[start of Dataset records]

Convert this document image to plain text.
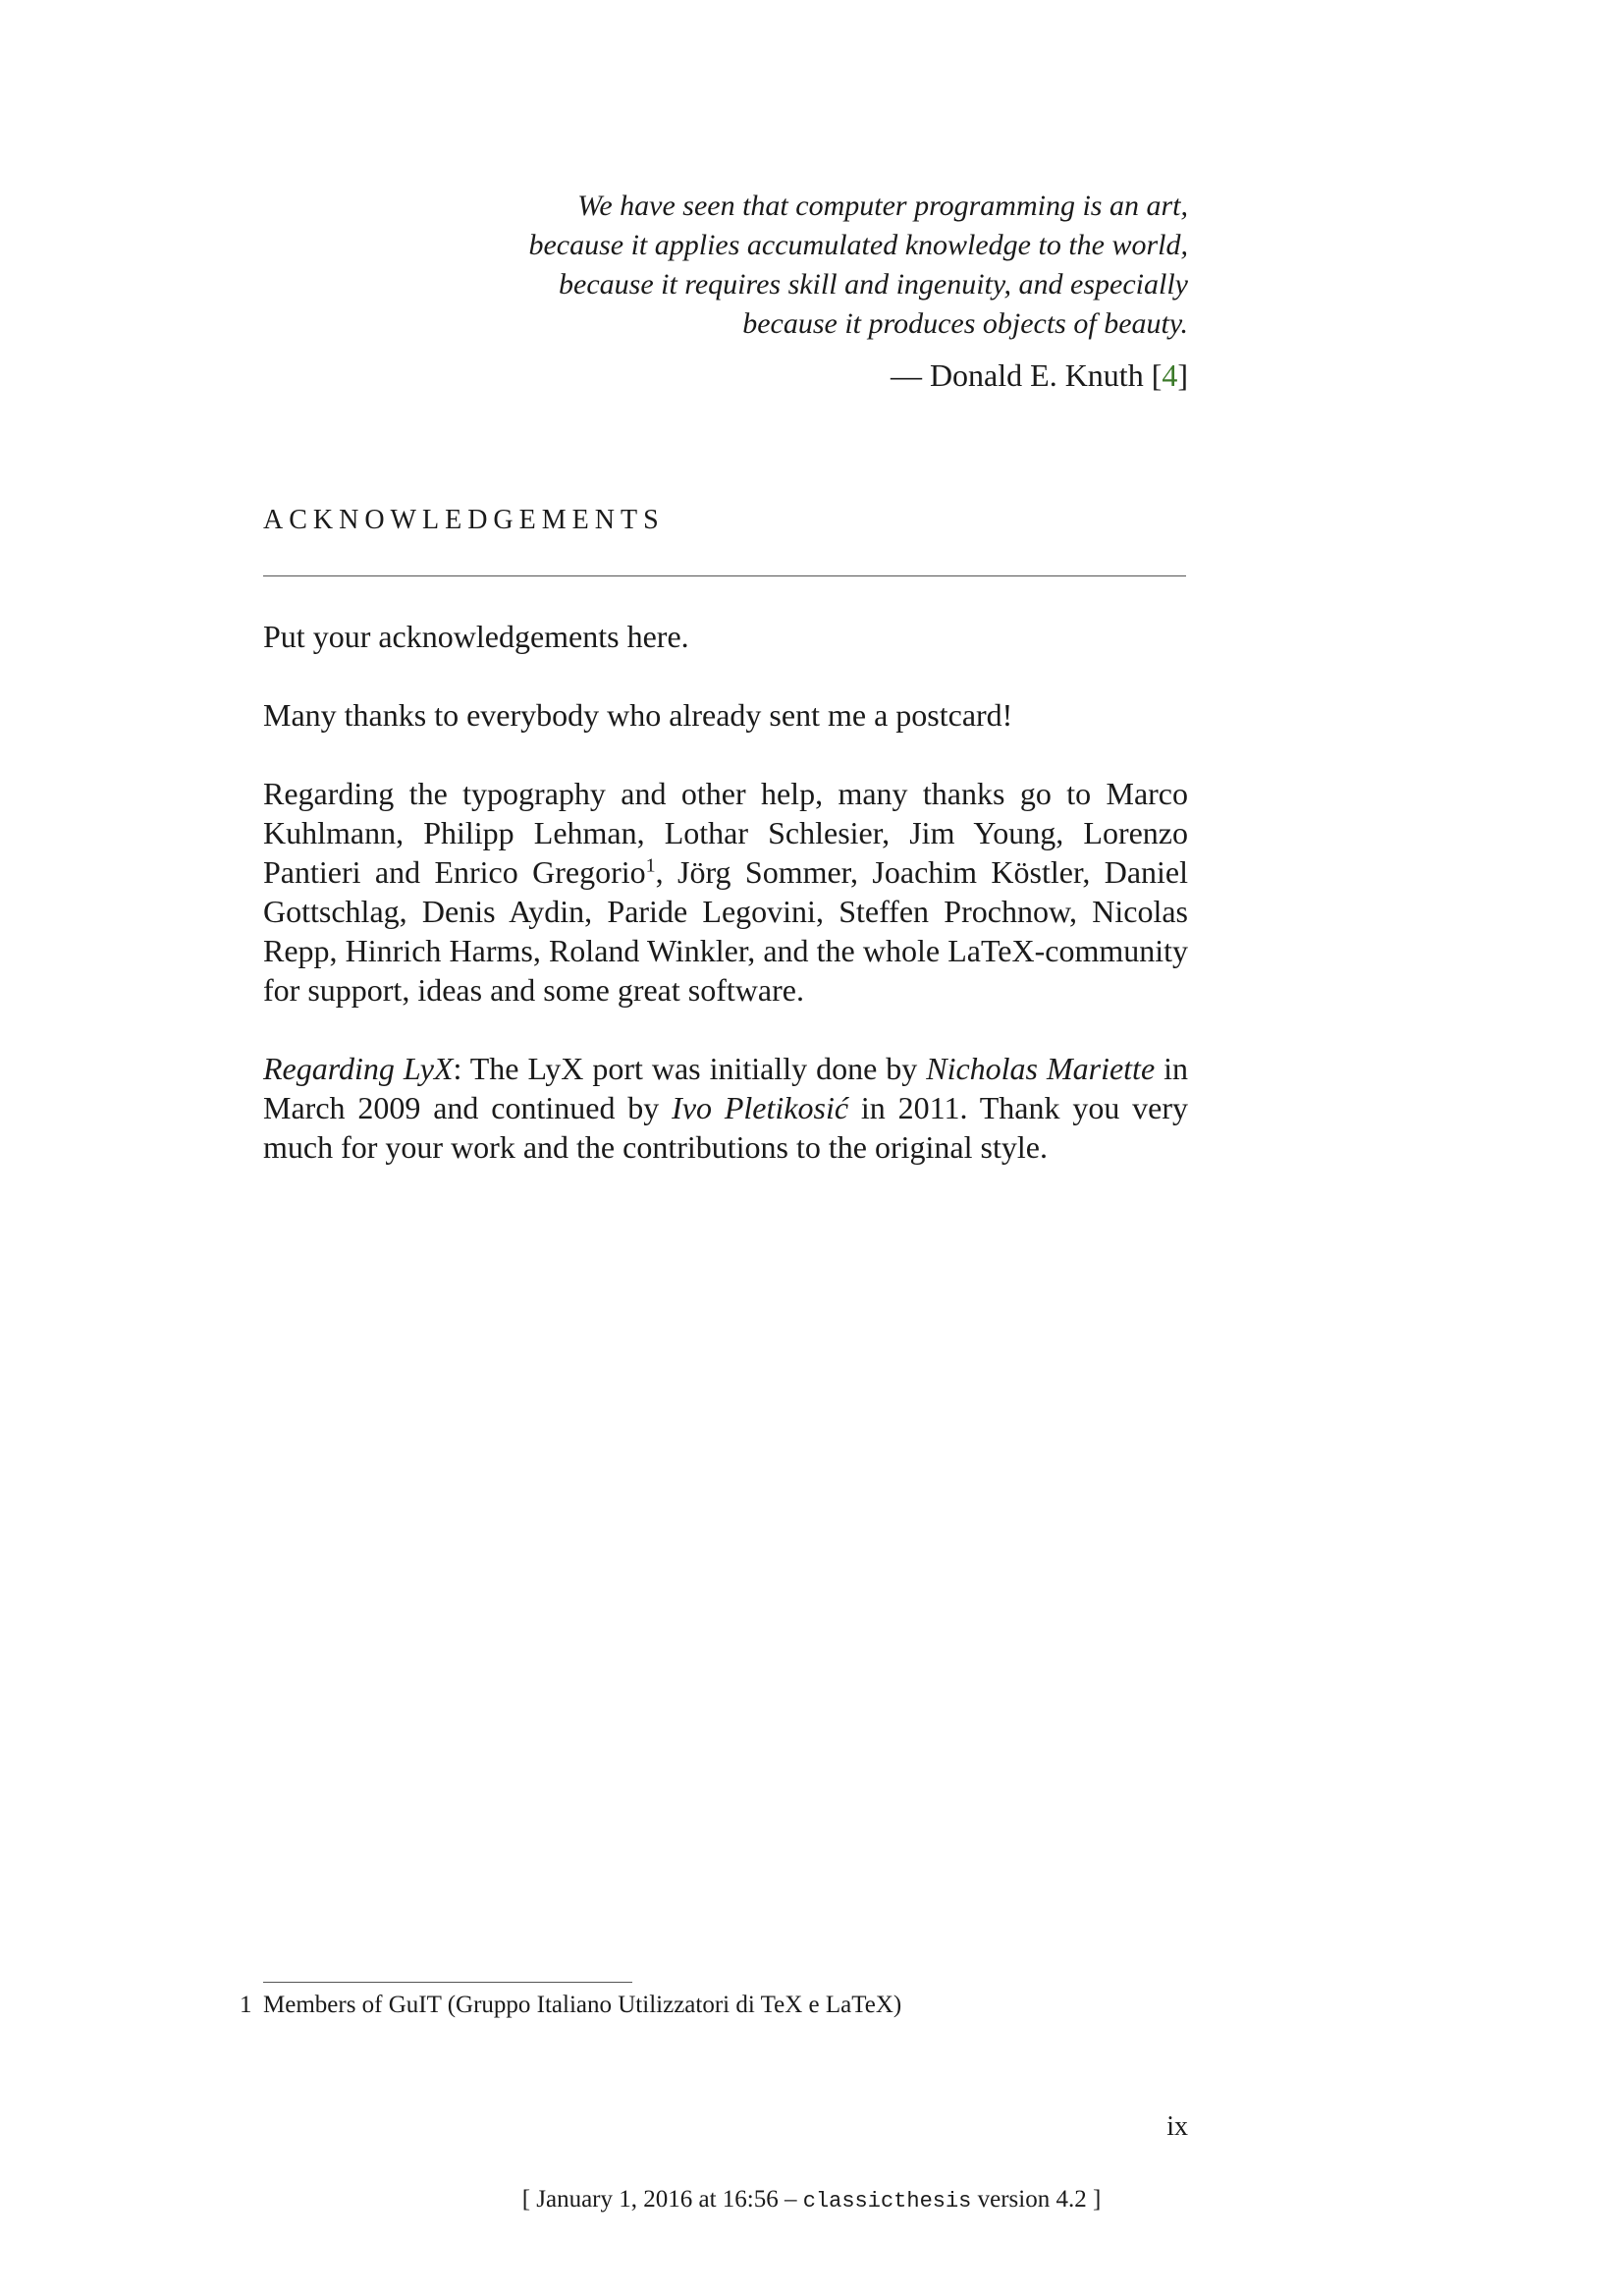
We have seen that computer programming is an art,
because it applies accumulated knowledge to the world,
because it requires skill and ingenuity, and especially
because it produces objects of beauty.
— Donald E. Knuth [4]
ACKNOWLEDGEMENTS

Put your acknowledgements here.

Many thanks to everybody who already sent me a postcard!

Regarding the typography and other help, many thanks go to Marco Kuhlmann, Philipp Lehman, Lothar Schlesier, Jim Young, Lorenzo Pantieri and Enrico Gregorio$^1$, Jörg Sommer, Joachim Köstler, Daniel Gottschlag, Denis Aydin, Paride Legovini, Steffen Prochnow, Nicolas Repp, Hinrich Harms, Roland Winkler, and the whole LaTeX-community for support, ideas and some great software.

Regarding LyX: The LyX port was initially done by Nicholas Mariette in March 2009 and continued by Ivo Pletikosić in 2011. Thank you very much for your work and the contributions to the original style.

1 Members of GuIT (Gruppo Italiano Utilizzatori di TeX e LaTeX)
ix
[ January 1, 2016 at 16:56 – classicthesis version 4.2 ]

[end of Dataset records]

= Instructions for the task =
From the listing above, return each line with the word "LaTeX".

= The result =
Regarding the typography and other help, many thanks go to Marco Kuhlmann, Philipp Lehman, Lothar Schlesier, Jim Young, Lorenzo Pantieri and Enrico Gregorio$^1$, Jörg Sommer, Joachim Köstler, Daniel Gottschlag, Denis Aydin, Paride Legovini, Steffen Prochnow, Nicolas Repp, Hinrich Harms, Roland Winkler, and the whole LaTeX-community for support, ideas and some great software.
1 Members of GuIT (Gruppo Italiano Utilizzatori di TeX e LaTeX)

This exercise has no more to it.